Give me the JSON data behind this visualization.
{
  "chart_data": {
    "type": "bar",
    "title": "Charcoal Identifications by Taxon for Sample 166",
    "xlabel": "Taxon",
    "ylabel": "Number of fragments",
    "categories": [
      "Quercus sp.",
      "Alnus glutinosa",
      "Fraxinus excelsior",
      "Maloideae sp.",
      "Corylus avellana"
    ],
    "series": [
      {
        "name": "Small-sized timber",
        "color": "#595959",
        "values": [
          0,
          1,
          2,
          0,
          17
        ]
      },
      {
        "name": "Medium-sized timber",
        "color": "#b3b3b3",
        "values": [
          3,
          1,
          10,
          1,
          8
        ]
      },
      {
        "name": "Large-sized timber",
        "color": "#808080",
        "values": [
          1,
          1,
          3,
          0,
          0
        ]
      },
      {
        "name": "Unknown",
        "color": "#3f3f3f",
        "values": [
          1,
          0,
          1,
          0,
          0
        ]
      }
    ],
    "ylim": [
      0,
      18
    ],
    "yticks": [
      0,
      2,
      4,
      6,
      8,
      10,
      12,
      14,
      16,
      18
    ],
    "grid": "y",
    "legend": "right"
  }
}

+++

### WRITTEN TASK
Each line above that holds the string "Taxon" should be copied and shown.

### TASK SOLUTION
    "title": "Charcoal Identifications by Taxon for Sample 166",
    "xlabel": "Taxon",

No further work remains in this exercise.